START Extract to read

Lisa I'm glad you're feeling a bit better. Do you think you will carry on with IVF? I don't have  a follow up  appointment for a couple of weeks so plenty of time to think and get myself organised.


----------



## reikilisa (Jun 14, 2005)

Hi Sho

I have my follow-up this Friday so waiting to see what our options are but me and DH at the moment are thinking that that last ivf was our last one,  i think the big factor for me is the money and i dont feel confident in it working for us at the moment,  we have 4 frozen ones but they are not the best grades. but you know what its like you go to the clinic and you come out with rose coloured spectacles on again.

What are you planning to do?  What are your options?

Take care
Lisa x


----------



## sho28 (Jan 10, 2006)

Hi Lisa

Like you I have some frozen at Hammersmith, but they aren't as good as the ones we have already used. I think they are all grade 2 and I have a 6, a 5 and the rest are 4's or something like that. I won't be having a fresh cycle again at Hammersmith I don't feel confident in them. My husband is away for the whole of June and July so a natural attempt is not an option then, so I might have a frozen attempt  by myself, but I'm not entirely sure.

I really want to shake off the shackles of infertility and get some semblence of normality back in our lives. I hate being so miserable all the time, not wanting to visit certain friends with children, or even going to the shops because you see so many women with big bumps. It's too hard. I really don't want to feel envy towards someone I don't even know.

It's easy to be sweet talked by during you follow up appointments, and that is something I will be guarding against as well when I go.My appointment isn't til 10 May because one of the consultants has left and the remaining consultants are busy, but I will be asking some pressing questions and want some direct answers.

Good luck with your appointment. Have you thought about what questions to ask and what you want to get out of it? I want to know why I had the same protocol this time when it didn't work the first, and why I didn't get a great amount of eggs this time when I got 18 the first.


----------



## Jane-K (Apr 1, 2006)

END Extract to read
START Information

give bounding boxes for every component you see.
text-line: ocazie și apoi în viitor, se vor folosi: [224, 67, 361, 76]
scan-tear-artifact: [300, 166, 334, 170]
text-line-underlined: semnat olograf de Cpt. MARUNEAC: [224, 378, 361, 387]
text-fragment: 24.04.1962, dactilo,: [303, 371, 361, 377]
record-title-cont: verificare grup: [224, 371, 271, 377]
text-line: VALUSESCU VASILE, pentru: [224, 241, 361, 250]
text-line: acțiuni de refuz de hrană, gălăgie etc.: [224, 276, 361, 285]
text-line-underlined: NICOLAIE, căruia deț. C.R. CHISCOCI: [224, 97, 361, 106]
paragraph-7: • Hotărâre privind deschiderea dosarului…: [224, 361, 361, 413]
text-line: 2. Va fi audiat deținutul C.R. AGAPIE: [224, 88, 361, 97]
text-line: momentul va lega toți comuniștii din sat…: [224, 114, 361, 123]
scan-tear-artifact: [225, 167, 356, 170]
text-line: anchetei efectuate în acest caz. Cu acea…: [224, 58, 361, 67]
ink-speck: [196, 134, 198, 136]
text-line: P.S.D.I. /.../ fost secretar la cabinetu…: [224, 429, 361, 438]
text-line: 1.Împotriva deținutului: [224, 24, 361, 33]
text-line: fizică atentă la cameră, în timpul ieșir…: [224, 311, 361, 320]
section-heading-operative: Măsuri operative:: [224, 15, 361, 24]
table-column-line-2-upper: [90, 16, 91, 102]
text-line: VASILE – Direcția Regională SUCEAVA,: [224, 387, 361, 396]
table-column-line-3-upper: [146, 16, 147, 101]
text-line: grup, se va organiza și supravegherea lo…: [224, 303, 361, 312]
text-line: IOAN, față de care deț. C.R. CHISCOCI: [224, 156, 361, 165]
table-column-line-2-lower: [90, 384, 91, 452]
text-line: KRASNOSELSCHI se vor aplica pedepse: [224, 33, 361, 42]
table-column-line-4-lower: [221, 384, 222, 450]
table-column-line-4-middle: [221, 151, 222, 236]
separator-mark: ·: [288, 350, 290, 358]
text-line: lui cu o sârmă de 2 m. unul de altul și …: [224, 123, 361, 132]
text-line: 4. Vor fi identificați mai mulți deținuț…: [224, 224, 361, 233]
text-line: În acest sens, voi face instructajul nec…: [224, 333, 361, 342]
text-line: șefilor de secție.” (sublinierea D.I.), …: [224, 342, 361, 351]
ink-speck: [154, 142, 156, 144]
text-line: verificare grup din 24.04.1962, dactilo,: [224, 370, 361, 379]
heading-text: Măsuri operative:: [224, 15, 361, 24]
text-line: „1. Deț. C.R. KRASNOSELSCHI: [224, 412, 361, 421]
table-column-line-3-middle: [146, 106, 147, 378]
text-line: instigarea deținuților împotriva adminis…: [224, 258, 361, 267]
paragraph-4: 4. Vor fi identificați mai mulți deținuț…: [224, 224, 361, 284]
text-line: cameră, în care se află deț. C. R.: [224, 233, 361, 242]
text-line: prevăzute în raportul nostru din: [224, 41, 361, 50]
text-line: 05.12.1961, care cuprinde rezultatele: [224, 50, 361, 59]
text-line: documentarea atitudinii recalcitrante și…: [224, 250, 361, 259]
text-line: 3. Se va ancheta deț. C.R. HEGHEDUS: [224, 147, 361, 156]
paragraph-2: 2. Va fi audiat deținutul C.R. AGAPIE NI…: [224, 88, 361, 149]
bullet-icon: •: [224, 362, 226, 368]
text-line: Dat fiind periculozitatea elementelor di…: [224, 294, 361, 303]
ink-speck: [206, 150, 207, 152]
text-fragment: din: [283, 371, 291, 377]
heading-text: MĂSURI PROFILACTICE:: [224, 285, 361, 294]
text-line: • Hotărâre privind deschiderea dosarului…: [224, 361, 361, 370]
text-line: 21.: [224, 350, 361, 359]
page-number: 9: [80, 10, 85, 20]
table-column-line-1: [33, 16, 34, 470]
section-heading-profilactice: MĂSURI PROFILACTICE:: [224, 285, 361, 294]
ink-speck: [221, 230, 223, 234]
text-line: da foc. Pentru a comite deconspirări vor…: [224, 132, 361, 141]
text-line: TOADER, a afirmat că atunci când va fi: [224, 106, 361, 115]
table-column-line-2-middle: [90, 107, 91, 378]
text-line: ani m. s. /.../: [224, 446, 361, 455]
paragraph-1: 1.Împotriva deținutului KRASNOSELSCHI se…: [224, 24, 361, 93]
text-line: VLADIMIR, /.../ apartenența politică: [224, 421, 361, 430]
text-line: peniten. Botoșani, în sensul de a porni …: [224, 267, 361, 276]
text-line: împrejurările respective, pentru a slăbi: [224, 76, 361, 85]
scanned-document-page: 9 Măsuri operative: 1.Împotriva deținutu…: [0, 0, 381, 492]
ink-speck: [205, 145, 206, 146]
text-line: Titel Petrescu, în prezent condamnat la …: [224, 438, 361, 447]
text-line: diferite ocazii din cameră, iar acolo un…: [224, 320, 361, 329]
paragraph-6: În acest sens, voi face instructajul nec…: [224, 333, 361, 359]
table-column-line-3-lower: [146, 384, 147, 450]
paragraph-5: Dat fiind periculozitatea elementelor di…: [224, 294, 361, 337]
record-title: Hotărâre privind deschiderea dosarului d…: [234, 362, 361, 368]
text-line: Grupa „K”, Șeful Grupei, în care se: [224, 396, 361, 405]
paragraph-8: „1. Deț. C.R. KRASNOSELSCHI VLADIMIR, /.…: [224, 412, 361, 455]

END Information

* Work to be completed:
In the forum thread, how many eggs did sho28 get the first time?

* Reply to the task:
18